* PROBLEM TO WORK ON
Every line that holds "screenshot" should be shown.

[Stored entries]
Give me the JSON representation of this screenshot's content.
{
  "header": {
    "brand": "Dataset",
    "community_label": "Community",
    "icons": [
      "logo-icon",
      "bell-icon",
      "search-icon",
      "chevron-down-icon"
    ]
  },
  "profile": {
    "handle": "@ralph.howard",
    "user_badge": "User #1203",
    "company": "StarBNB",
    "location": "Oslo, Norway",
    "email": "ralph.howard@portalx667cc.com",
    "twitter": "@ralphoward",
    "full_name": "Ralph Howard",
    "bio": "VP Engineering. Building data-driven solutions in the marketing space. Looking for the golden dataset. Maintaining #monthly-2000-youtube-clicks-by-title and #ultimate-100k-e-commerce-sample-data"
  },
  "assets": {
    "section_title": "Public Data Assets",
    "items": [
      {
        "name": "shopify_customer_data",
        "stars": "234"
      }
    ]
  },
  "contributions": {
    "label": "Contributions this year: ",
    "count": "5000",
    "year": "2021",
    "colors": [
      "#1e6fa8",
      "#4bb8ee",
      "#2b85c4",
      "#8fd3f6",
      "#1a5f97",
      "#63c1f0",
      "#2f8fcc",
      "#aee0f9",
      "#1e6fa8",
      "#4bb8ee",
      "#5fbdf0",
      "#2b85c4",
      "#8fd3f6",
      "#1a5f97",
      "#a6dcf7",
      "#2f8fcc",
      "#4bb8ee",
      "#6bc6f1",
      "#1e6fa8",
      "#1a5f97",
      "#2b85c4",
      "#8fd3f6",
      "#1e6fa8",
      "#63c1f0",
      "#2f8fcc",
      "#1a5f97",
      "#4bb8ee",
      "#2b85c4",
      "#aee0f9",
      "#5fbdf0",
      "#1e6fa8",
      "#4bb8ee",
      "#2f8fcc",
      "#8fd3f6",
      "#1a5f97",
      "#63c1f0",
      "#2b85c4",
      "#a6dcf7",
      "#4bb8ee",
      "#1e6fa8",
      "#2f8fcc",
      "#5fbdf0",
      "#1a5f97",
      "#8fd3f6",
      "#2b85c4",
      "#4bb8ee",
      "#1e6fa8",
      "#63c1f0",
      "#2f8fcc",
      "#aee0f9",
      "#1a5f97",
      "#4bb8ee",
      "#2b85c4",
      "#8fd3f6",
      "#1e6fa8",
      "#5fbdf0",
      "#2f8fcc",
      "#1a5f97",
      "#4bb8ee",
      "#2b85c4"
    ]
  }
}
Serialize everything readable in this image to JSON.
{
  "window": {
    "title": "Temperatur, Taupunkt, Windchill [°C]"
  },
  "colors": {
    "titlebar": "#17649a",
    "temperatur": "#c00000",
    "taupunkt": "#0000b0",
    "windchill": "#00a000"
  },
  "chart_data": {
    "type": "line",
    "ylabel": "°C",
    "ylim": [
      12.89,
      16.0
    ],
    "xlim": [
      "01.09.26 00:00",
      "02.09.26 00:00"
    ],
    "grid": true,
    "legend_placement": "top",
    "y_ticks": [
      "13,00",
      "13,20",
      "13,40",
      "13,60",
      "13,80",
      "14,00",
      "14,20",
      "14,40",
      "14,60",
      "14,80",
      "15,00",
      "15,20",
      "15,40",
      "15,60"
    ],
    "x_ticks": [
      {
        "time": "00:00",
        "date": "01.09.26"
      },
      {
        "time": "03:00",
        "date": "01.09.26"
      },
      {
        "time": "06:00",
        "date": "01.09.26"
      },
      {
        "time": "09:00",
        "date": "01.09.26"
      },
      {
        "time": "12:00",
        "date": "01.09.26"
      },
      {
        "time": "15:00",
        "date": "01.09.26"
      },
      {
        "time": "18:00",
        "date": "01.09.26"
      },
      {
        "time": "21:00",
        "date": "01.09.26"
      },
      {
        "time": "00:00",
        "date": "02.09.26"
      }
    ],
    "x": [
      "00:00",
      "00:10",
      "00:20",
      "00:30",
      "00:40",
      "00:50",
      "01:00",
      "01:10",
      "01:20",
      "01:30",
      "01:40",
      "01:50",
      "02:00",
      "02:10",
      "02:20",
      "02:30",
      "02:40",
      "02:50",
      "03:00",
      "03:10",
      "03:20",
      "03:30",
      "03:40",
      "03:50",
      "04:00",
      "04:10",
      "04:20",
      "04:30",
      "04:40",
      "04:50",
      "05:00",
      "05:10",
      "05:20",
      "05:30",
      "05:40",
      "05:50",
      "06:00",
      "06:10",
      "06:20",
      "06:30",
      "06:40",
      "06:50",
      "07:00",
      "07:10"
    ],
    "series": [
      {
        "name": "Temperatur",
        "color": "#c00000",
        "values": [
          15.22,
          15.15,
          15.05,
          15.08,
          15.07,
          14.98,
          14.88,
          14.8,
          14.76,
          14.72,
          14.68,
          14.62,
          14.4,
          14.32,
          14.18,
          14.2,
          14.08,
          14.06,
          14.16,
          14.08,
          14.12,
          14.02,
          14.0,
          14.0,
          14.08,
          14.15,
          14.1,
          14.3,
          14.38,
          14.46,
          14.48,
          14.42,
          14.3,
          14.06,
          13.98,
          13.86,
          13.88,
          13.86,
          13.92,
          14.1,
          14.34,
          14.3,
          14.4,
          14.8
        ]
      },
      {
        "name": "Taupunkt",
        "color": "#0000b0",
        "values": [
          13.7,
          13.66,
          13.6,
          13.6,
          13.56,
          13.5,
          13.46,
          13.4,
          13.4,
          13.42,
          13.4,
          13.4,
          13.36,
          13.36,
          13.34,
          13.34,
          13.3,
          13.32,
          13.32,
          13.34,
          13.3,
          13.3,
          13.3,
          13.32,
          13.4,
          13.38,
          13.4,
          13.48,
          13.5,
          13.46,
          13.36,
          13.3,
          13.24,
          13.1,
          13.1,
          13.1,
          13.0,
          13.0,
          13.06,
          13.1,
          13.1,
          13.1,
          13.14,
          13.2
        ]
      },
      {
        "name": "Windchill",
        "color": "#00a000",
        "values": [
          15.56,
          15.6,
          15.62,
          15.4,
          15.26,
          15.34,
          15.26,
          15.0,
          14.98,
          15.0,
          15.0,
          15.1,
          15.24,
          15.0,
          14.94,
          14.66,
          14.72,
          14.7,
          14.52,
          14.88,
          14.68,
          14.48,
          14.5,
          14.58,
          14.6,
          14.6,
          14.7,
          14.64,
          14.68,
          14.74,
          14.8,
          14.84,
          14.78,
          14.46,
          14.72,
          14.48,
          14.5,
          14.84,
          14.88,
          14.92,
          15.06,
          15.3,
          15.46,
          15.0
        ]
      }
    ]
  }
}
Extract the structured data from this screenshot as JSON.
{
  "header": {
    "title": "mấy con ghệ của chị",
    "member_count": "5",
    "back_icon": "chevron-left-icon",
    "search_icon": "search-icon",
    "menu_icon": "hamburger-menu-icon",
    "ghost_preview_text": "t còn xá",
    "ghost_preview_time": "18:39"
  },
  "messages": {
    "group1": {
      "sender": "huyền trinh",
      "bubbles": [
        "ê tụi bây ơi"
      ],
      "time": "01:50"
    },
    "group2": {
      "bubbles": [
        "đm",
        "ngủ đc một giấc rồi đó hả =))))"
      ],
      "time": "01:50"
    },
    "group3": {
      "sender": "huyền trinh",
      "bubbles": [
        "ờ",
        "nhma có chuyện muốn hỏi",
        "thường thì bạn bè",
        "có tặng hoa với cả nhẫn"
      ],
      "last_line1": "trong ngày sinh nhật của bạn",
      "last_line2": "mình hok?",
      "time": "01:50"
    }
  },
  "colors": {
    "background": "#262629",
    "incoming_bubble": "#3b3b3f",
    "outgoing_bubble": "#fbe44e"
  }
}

* WRITTEN ANSWER
Give me the JSON representation of this screenshot's content.
Extract the structured data from this screenshot as JSON.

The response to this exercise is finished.